PROBLEM REQUIREMENTS: Return all of the records below line for line, leaving out the pictures.

DATASET ROWS:
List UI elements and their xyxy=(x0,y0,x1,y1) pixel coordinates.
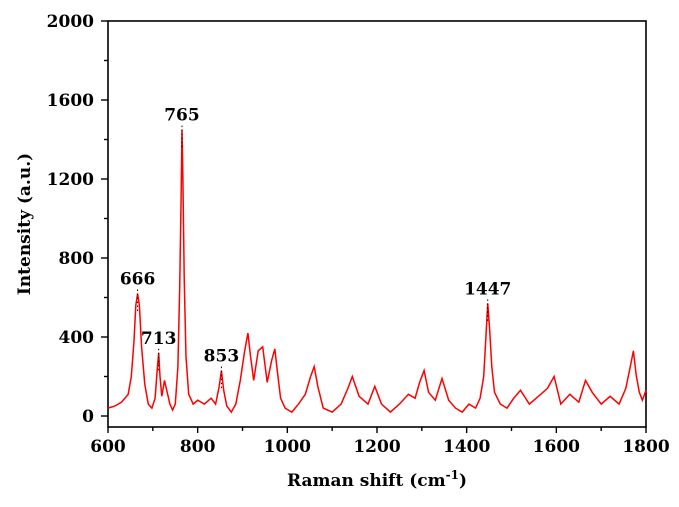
x-axis-title-text: Raman shift (cm xyxy=(287,471,446,491)
y-tick-label: 800 xyxy=(59,249,95,269)
peak-annotations: 666 713 765 853 1447 xyxy=(120,106,511,391)
x-tick-label: 1000 xyxy=(264,437,311,457)
x-tick-label: 800 xyxy=(180,437,216,457)
peak-label: 765 xyxy=(164,106,200,126)
x-tick-label: 1600 xyxy=(533,437,580,457)
y-tick-label: 0 xyxy=(82,407,94,427)
y-tick-label: 2000 xyxy=(47,12,94,32)
x-tick-label: 1400 xyxy=(443,437,490,457)
axis-ticks xyxy=(101,20,647,433)
x-axis-title-close: ) xyxy=(459,471,467,491)
x-tick-label: 1200 xyxy=(353,437,400,457)
y-axis-title: Intensity (a.u.) xyxy=(15,153,35,295)
peak-label: 1447 xyxy=(464,279,511,299)
x-axis-title-superscript: -1 xyxy=(446,468,459,482)
peak-label: 666 xyxy=(120,270,156,290)
peak-label: 713 xyxy=(141,329,177,349)
spectrum-line xyxy=(107,129,647,414)
y-tick-label: 400 xyxy=(59,328,95,348)
peak-label: 853 xyxy=(204,347,240,367)
x-tick-label: 1800 xyxy=(622,437,669,457)
y-tick-label: 1600 xyxy=(47,91,94,111)
tick-labels: 600 800 1000 1200 1400 1600 1800 0 400 800 1200 160… xyxy=(47,12,670,457)
x-axis-title: Raman shift (cm-1) xyxy=(287,468,467,491)
y-tick-label: 1200 xyxy=(47,170,94,190)
plot-frame xyxy=(107,20,647,428)
x-tick-label: 600 xyxy=(90,437,126,457)
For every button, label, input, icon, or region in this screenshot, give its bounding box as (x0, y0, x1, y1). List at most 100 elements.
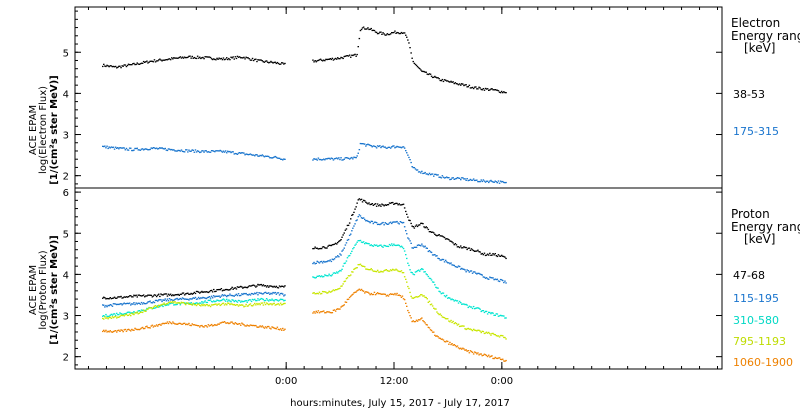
proton-point (167, 304, 170, 306)
electron-point (368, 28, 370, 31)
electron-point (206, 151, 209, 153)
proton-point (206, 297, 209, 299)
proton-point (158, 324, 160, 326)
proton-point (317, 261, 320, 263)
electron-point (447, 80, 449, 82)
proton-point (338, 240, 340, 243)
proton-point (425, 226, 427, 228)
proton-point (383, 293, 385, 295)
proton-point (146, 295, 148, 297)
proton-point (206, 301, 209, 304)
proton-point (175, 302, 177, 304)
proton-point (328, 244, 330, 246)
proton-point (140, 309, 143, 311)
electron-point (376, 145, 379, 147)
electron-point (247, 57, 249, 59)
proton-point (416, 320, 419, 322)
proton-point (284, 328, 286, 330)
proton-legend-title-line3: [keV] (744, 232, 775, 246)
proton-point (439, 337, 441, 339)
proton-point (275, 299, 278, 301)
proton-point (419, 270, 421, 272)
electron-point (102, 145, 104, 147)
proton-point (128, 313, 131, 315)
electron-point (326, 58, 328, 61)
proton-point (356, 241, 358, 243)
proton-point (274, 304, 276, 306)
proton-point (423, 271, 425, 273)
proton-point (412, 226, 414, 228)
proton-point (205, 301, 207, 304)
electron-point (342, 57, 344, 60)
proton-ytick-label: 6 (63, 188, 69, 199)
proton-point (411, 225, 413, 227)
proton-point (332, 259, 335, 261)
electron-point (440, 80, 443, 82)
proton-point (218, 323, 220, 325)
proton-point (175, 294, 177, 296)
proton-point (347, 224, 350, 226)
proton-point (348, 254, 351, 257)
proton-point (392, 221, 394, 223)
proton-point (223, 294, 226, 296)
proton-point (386, 204, 389, 206)
proton-point (154, 325, 157, 327)
proton-point (203, 291, 205, 293)
proton-point (191, 298, 193, 300)
electron-point (384, 146, 386, 148)
proton-point (191, 293, 193, 295)
electron-point (442, 176, 445, 178)
proton-point (434, 308, 436, 310)
electron-point (346, 157, 349, 159)
proton-point (440, 338, 443, 340)
proton-point (416, 244, 419, 246)
proton-point (278, 304, 281, 306)
proton-point (281, 298, 283, 301)
proton-point (186, 302, 188, 304)
proton-point (456, 246, 459, 248)
electron-point (388, 33, 391, 36)
electron-point (278, 63, 281, 65)
proton-point (486, 313, 489, 315)
proton-point (330, 291, 333, 293)
proton-point (325, 247, 327, 249)
proton-point (141, 295, 144, 297)
proton-point (426, 247, 428, 249)
proton-point (420, 245, 422, 247)
proton-point (366, 202, 368, 204)
proton-point (191, 304, 193, 306)
proton-point (419, 295, 421, 297)
proton-point (284, 299, 286, 301)
proton-point (217, 299, 219, 302)
proton-ylabel-line1: ACE EPAM (28, 265, 39, 315)
proton-point (208, 299, 211, 302)
proton-point (353, 268, 355, 270)
proton-point (333, 258, 336, 260)
proton-point (356, 219, 358, 221)
proton-point (207, 299, 210, 301)
proton-point (168, 303, 171, 305)
electron-point (116, 67, 118, 69)
proton-point (419, 224, 421, 226)
electron-point (275, 62, 278, 65)
electron-point (181, 56, 184, 58)
proton-point (328, 273, 330, 275)
proton-point (434, 284, 436, 286)
proton-point (394, 221, 396, 223)
electron-point (329, 158, 331, 160)
proton-point (491, 277, 493, 279)
electron-point (454, 178, 457, 180)
proton-point (477, 272, 479, 274)
proton-point (391, 222, 393, 225)
proton-point (116, 317, 118, 319)
proton-point (329, 259, 331, 261)
proton-point (182, 298, 185, 300)
electron-point (324, 60, 326, 62)
proton-point (269, 299, 271, 301)
proton-point (469, 306, 472, 308)
electron-point (420, 172, 422, 174)
proton-point (439, 313, 441, 315)
proton-point (456, 300, 459, 302)
proton-point (316, 292, 318, 294)
electron-point (151, 147, 154, 150)
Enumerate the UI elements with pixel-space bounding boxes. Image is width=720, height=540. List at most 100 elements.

RESULT OF THE TASK:
List UI elements and their xyxy=(x0,y0,x1,y1) pixel coordinates.
x-axis-title-text: Raman shift (cm xyxy=(287,471,446,491)
y-tick-label: 800 xyxy=(59,249,95,269)
peak-annotations: 666 713 765 853 1447 xyxy=(120,106,511,391)
x-tick-label: 1000 xyxy=(264,437,311,457)
x-tick-label: 800 xyxy=(180,437,216,457)
peak-label: 765 xyxy=(164,106,200,126)
x-tick-label: 1600 xyxy=(533,437,580,457)
y-tick-label: 0 xyxy=(82,407,94,427)
y-tick-label: 2000 xyxy=(47,12,94,32)
x-tick-label: 1400 xyxy=(443,437,490,457)
axis-ticks xyxy=(101,20,647,433)
x-axis-title-close: ) xyxy=(459,471,467,491)
x-tick-label: 1200 xyxy=(353,437,400,457)
y-axis-title: Intensity (a.u.) xyxy=(15,153,35,295)
peak-label: 1447 xyxy=(464,279,511,299)
x-axis-title-superscript: -1 xyxy=(446,468,459,482)
peak-label: 666 xyxy=(120,270,156,290)
peak-label: 713 xyxy=(141,329,177,349)
spectrum-line xyxy=(107,129,647,414)
y-tick-label: 400 xyxy=(59,328,95,348)
peak-label: 853 xyxy=(204,347,240,367)
x-tick-label: 1800 xyxy=(622,437,669,457)
y-tick-label: 1600 xyxy=(47,91,94,111)
tick-labels: 600 800 1000 1200 1400 1600 1800 0 400 800 1200 160… xyxy=(47,12,670,457)
x-axis-title: Raman shift (cm-1) xyxy=(287,468,467,491)
y-tick-label: 1200 xyxy=(47,170,94,190)
plot-frame xyxy=(107,20,647,428)
x-tick-label: 600 xyxy=(90,437,126,457)
For every button, label, input, icon, or region in this screenshot, give its bounding box as (x0, y0, x1, y1). List at most 100 elements.
proton-point (167, 304, 170, 306)
electron-point (368, 28, 370, 31)
electron-point (206, 151, 209, 153)
proton-point (206, 297, 209, 299)
proton-point (158, 324, 160, 326)
proton-point (317, 261, 320, 263)
electron-point (447, 80, 449, 82)
proton-point (338, 240, 340, 243)
proton-point (425, 226, 427, 228)
proton-point (383, 293, 385, 295)
proton-point (146, 295, 148, 297)
proton-point (206, 301, 209, 304)
proton-point (175, 302, 177, 304)
proton-point (328, 244, 330, 246)
proton-point (140, 309, 143, 311)
electron-point (376, 145, 379, 147)
electron-point (247, 57, 249, 59)
proton-point (416, 320, 419, 322)
proton-point (284, 328, 286, 330)
proton-legend-title-line3: [keV] (744, 232, 775, 246)
proton-point (439, 337, 441, 339)
proton-point (275, 299, 278, 301)
proton-point (419, 270, 421, 272)
electron-point (102, 145, 104, 147)
proton-point (128, 313, 131, 315)
electron-point (326, 58, 328, 61)
proton-point (356, 241, 358, 243)
proton-point (274, 304, 276, 306)
proton-point (423, 271, 425, 273)
proton-point (412, 226, 414, 228)
proton-point (205, 301, 207, 304)
electron-point (342, 57, 344, 60)
proton-ytick-label: 6 (63, 188, 69, 199)
proton-point (411, 225, 413, 227)
proton-point (332, 259, 335, 261)
electron-point (440, 80, 443, 82)
proton-point (218, 323, 220, 325)
proton-point (175, 294, 177, 296)
proton-point (347, 224, 350, 226)
proton-point (348, 254, 351, 257)
proton-point (392, 221, 394, 223)
proton-point (223, 294, 226, 296)
proton-point (386, 204, 389, 206)
proton-point (154, 325, 157, 327)
proton-point (203, 291, 205, 293)
proton-point (191, 298, 193, 300)
electron-point (384, 146, 386, 148)
proton-point (191, 293, 193, 295)
electron-point (442, 176, 445, 178)
proton-point (434, 308, 436, 310)
electron-point (346, 157, 349, 159)
proton-point (440, 338, 443, 340)
proton-point (416, 244, 419, 246)
proton-point (278, 304, 281, 306)
proton-point (281, 298, 283, 301)
proton-point (186, 302, 188, 304)
proton-point (456, 246, 459, 248)
electron-point (388, 33, 391, 36)
electron-point (278, 63, 281, 65)
proton-point (486, 313, 489, 315)
proton-point (330, 291, 333, 293)
proton-point (325, 247, 327, 249)
proton-point (141, 295, 144, 297)
proton-point (426, 247, 428, 249)
proton-point (420, 245, 422, 247)
proton-point (366, 202, 368, 204)
proton-point (191, 304, 193, 306)
proton-point (419, 295, 421, 297)
proton-point (284, 299, 286, 301)
proton-point (217, 299, 219, 302)
proton-ylabel-line1: ACE EPAM (28, 265, 39, 315)
proton-point (208, 299, 211, 302)
proton-point (353, 268, 355, 270)
proton-point (333, 258, 336, 260)
proton-point (356, 219, 358, 221)
proton-point (207, 299, 210, 301)
proton-point (168, 303, 171, 305)
electron-point (116, 67, 118, 69)
proton-point (419, 224, 421, 226)
electron-point (275, 62, 278, 65)
electron-point (181, 56, 184, 58)
proton-point (328, 273, 330, 275)
proton-point (434, 284, 436, 286)
proton-point (394, 221, 396, 223)
electron-point (329, 158, 331, 160)
proton-point (491, 277, 493, 279)
electron-point (454, 178, 457, 180)
proton-point (477, 272, 479, 274)
proton-point (391, 222, 393, 225)
proton-point (116, 317, 118, 319)
proton-point (329, 259, 331, 261)
proton-point (182, 298, 185, 300)
electron-point (324, 60, 326, 62)
proton-point (269, 299, 271, 301)
proton-point (469, 306, 472, 308)
electron-point (420, 172, 422, 174)
proton-point (439, 313, 441, 315)
proton-point (456, 300, 459, 302)
proton-point (316, 292, 318, 294)
electron-point (151, 147, 154, 150)
Enumerate the UI elements with pixel-space bounding boxes. Image is width=720, height=540. List at most 100 elements.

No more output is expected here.